Short problem:
Output the data below in full, character for character.

Extracted information:

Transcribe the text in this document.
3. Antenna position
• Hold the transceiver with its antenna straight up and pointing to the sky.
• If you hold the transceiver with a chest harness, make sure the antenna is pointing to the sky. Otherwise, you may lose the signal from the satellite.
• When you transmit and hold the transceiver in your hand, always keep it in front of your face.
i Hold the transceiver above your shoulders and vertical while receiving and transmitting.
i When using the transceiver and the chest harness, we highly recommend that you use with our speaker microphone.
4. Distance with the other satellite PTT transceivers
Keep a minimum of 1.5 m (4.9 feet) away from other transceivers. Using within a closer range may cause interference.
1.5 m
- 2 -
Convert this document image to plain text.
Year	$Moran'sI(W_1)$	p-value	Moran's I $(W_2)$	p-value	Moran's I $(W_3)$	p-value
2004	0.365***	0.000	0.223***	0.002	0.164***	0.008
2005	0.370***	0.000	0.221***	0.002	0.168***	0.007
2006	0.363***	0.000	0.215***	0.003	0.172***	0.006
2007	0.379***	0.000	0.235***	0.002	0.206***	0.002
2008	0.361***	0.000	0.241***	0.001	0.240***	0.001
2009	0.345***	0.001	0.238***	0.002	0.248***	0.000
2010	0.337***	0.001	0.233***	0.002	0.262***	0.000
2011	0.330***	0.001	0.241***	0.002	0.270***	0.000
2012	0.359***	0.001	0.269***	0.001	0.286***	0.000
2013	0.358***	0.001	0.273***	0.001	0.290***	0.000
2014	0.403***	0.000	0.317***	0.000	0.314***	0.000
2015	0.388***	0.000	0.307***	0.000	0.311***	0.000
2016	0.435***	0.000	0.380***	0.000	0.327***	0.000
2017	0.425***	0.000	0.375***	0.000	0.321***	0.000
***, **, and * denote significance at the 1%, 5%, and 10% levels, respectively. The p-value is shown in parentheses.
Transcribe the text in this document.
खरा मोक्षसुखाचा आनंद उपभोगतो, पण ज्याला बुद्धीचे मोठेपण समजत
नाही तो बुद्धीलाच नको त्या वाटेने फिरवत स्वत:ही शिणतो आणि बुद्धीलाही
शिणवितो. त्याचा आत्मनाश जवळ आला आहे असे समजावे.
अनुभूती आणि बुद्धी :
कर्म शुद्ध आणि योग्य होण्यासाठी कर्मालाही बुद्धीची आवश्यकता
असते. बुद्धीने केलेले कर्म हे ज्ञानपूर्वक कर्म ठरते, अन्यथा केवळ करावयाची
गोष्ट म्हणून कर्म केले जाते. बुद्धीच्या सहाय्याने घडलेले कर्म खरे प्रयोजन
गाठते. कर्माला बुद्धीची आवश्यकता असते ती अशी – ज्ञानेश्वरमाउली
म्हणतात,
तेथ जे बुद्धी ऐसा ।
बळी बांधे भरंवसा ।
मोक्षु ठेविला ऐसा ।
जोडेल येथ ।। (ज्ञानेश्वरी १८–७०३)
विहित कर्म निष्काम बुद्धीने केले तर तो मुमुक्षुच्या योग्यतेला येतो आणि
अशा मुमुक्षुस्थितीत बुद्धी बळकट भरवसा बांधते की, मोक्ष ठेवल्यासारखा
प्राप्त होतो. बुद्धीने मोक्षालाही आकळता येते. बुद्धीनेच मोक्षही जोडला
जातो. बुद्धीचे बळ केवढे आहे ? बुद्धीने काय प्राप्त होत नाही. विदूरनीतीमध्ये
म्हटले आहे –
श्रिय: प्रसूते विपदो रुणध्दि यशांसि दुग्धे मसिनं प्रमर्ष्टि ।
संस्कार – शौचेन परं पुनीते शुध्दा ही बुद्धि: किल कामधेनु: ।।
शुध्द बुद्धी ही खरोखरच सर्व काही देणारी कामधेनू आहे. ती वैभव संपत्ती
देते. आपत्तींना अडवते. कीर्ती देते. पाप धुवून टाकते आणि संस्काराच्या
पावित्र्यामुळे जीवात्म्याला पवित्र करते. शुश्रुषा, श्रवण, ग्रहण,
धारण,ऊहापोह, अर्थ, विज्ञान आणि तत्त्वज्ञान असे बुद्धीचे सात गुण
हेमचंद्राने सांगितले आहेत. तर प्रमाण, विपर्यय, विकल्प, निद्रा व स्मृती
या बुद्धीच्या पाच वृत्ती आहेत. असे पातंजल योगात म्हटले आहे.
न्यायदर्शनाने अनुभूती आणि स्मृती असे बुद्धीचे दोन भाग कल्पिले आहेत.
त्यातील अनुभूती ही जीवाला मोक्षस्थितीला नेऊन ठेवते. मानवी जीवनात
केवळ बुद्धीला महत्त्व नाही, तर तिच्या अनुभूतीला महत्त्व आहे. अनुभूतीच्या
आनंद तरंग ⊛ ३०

Task answer:
Transcribe the text in this document.
3. Antenna position
• Hold the transceiver with its antenna straight up and pointing to the sky.
• If you hold the transceiver with a chest harness, make sure the antenna is pointing to the sky. Otherwise, you may lose the signal from the satellite.
• When you transmit and hold the transceiver in your hand, always keep it in front of your face.
i Hold the transceiver above your shoulders and vertical while receiving and transmitting.
i When using the transceiver and the chest harness, we highly recommend that you use with our speaker microphone.
4. Distance with the other satellite PTT transceivers
Keep a minimum of 1.5 m (4.9 feet) away from other transceivers. Using within a closer range may cause interference.
1.5 m
- 2 -
Convert this document image to plain text.
Year	$Moran'sI(W_1)$	p-value	Moran's I $(W_2)$	p-value	Moran's I $(W_3)$	p-value
2004	0.365***	0.000	0.223***	0.002	0.164***	0.008
2005	0.370***	0.000	0.221***	0.002	0.168***	0.007
2006	0.363***	0.000	0.215***	0.003	0.172***	0.006
2007	0.379***	0.000	0.235***	0.002	0.206***	0.002
2008	0.361***	0.000	0.241***	0.001	0.240***	0.001
2009	0.345***	0.001	0.238***	0.002	0.248***	0.000
2010	0.337***	0.001	0.233***	0.002	0.262***	0.000
2011	0.330***	0.001	0.241***	0.002	0.270***	0.000
2012	0.359***	0.001	0.269***	0.001	0.286***	0.000
2013	0.358***	0.001	0.273***	0.001	0.290***	0.000
2014	0.403***	0.000	0.317***	0.000	0.314***	0.000
2015	0.388***	0.000	0.307***	0.000	0.311***	0.000
2016	0.435***	0.000	0.380***	0.000	0.327***	0.000
2017	0.425***	0.000	0.375***	0.000	0.321***	0.000
***, **, and * denote significance at the 1%, 5%, and 10% levels, respectively. The p-value is shown in parentheses.
Transcribe the text in this document.
खरा मोक्षसुखाचा आनंद उपभोगतो, पण ज्याला बुद्धीचे मोठेपण समजत
नाही तो बुद्धीलाच नको त्या वाटेने फिरवत स्वत:ही शिणतो आणि बुद्धीलाही
शिणवितो. त्याचा आत्मनाश जवळ आला आहे असे समजावे.
अनुभूती आणि बुद्धी :
कर्म शुद्ध आणि योग्य होण्यासाठी कर्मालाही बुद्धीची आवश्यकता
असते. बुद्धीने केलेले कर्म हे ज्ञानपूर्वक कर्म ठरते, अन्यथा केवळ करावयाची
गोष्ट म्हणून कर्म केले जाते. बुद्धीच्या सहाय्याने घडलेले कर्म खरे प्रयोजन
गाठते. कर्माला बुद्धीची आवश्यकता असते ती अशी – ज्ञानेश्वरमाउली
म्हणतात,
तेथ जे बुद्धी ऐसा ।
बळी बांधे भरंवसा ।
मोक्षु ठेविला ऐसा ।
जोडेल येथ ।। (ज्ञानेश्वरी १८–७०३)
विहित कर्म निष्काम बुद्धीने केले तर तो मुमुक्षुच्या योग्यतेला येतो आणि
अशा मुमुक्षुस्थितीत बुद्धी बळकट भरवसा बांधते की, मोक्ष ठेवल्यासारखा
प्राप्त होतो. बुद्धीने मोक्षालाही आकळता येते. बुद्धीनेच मोक्षही जोडला
जातो. बुद्धीचे बळ केवढे आहे ? बुद्धीने काय प्राप्त होत नाही. विदूरनीतीमध्ये
म्हटले आहे –
श्रिय: प्रसूते विपदो रुणध्दि यशांसि दुग्धे मसिनं प्रमर्ष्टि ।
संस्कार – शौचेन परं पुनीते शुध्दा ही बुद्धि: किल कामधेनु: ।।
शुध्द बुद्धी ही खरोखरच सर्व काही देणारी कामधेनू आहे. ती वैभव संपत्ती
देते. आपत्तींना अडवते. कीर्ती देते. पाप धुवून टाकते आणि संस्काराच्या
पावित्र्यामुळे जीवात्म्याला पवित्र करते. शुश्रुषा, श्रवण, ग्रहण,
धारण,ऊहापोह, अर्थ, विज्ञान आणि तत्त्वज्ञान असे बुद्धीचे सात गुण
हेमचंद्राने सांगितले आहेत. तर प्रमाण, विपर्यय, विकल्प, निद्रा व स्मृती
या बुद्धीच्या पाच वृत्ती आहेत. असे पातंजल योगात म्हटले आहे.
न्यायदर्शनाने अनुभूती आणि स्मृती असे बुद्धीचे दोन भाग कल्पिले आहेत.
त्यातील अनुभूती ही जीवाला मोक्षस्थितीला नेऊन ठेवते. मानवी जीवनात
केवळ बुद्धीला महत्त्व नाही, तर तिच्या अनुभूतीला महत्त्व आहे. अनुभूतीच्या
आनंद तरंग ⊛ ३०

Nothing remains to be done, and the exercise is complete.